_Request_. Some lines in the records below may hold the word "with"; give the number of those lines and nothing else.

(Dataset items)
##########

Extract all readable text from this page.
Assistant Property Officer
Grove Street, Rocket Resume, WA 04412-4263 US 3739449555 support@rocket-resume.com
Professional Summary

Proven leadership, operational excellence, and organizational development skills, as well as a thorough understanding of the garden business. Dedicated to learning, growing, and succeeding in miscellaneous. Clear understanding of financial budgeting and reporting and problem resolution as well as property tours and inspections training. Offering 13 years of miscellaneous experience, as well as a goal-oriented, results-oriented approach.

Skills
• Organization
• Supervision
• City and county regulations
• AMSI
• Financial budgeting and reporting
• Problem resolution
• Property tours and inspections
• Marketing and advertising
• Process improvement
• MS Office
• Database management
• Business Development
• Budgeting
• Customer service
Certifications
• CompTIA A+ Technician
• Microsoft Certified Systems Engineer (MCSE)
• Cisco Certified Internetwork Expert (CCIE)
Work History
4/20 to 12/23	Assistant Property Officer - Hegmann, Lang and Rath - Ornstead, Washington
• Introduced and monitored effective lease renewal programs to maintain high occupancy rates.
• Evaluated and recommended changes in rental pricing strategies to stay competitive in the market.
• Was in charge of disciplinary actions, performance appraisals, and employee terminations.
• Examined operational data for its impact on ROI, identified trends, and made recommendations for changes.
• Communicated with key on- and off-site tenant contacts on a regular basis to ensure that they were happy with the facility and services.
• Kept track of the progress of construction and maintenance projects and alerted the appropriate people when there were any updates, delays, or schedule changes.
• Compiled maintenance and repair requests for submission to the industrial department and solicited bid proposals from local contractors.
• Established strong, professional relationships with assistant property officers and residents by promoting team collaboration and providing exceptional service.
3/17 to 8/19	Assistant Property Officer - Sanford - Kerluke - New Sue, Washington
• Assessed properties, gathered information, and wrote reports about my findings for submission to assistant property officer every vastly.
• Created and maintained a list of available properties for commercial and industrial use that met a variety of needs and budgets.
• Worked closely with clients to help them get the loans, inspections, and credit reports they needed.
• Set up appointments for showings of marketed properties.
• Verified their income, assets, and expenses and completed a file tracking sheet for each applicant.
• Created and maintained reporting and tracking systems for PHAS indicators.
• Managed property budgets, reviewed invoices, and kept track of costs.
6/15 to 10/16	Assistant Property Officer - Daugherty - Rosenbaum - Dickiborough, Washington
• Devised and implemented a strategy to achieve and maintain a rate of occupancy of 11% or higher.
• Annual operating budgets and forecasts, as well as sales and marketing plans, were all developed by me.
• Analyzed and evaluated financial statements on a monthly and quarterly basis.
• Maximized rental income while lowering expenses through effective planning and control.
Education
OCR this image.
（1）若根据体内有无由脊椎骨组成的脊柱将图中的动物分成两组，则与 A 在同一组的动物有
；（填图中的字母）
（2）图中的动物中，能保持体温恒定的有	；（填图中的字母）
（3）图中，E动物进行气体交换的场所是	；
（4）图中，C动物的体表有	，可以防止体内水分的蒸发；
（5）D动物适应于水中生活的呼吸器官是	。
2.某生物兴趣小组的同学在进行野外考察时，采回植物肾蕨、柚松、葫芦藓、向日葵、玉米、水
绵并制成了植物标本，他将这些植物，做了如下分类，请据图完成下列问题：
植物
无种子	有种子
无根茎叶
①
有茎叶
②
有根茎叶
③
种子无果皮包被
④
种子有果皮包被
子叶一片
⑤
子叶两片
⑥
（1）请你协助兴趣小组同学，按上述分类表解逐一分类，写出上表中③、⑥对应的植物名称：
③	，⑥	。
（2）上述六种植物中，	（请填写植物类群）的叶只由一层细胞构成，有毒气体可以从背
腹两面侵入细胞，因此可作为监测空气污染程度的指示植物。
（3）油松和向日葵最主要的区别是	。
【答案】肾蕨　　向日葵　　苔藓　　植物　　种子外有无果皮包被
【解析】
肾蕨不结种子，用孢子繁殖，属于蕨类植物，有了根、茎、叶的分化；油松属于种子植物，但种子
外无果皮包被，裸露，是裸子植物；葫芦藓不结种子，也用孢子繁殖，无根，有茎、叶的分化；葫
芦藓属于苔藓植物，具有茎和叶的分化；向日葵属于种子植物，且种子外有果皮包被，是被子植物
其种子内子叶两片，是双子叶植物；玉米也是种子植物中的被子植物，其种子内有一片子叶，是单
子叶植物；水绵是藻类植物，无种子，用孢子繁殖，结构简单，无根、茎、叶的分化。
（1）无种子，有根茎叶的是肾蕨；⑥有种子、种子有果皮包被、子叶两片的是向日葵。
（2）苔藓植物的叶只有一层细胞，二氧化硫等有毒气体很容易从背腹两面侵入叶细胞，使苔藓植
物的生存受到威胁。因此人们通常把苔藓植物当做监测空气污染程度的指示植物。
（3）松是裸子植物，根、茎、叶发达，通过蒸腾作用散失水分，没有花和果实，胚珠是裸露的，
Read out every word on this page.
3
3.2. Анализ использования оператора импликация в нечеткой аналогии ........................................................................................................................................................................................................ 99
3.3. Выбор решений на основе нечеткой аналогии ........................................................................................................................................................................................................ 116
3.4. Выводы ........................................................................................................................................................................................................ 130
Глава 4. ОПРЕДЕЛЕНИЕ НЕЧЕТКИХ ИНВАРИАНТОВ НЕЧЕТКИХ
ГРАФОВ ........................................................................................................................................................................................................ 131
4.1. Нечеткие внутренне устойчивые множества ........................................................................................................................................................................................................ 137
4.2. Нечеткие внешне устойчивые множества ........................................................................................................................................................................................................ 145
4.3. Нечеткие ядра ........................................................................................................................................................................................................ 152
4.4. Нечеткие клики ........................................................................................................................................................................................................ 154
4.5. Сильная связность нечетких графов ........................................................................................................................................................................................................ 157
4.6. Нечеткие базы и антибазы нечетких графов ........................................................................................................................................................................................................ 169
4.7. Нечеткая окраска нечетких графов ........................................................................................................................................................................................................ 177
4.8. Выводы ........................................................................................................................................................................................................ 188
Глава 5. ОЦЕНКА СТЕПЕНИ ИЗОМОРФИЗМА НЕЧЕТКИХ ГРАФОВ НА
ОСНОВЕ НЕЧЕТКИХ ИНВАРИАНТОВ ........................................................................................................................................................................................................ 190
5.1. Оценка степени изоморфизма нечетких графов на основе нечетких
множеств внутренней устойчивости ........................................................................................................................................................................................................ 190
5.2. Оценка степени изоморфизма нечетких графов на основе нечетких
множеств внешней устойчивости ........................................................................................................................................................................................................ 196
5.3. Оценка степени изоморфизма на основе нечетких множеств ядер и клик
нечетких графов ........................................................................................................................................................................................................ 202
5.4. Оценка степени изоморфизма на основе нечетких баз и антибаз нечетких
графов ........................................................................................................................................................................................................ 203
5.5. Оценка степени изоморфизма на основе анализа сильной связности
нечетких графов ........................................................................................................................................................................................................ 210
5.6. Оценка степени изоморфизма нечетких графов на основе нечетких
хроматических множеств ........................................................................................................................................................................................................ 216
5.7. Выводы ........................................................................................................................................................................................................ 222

##########

_Exercise solution_. 3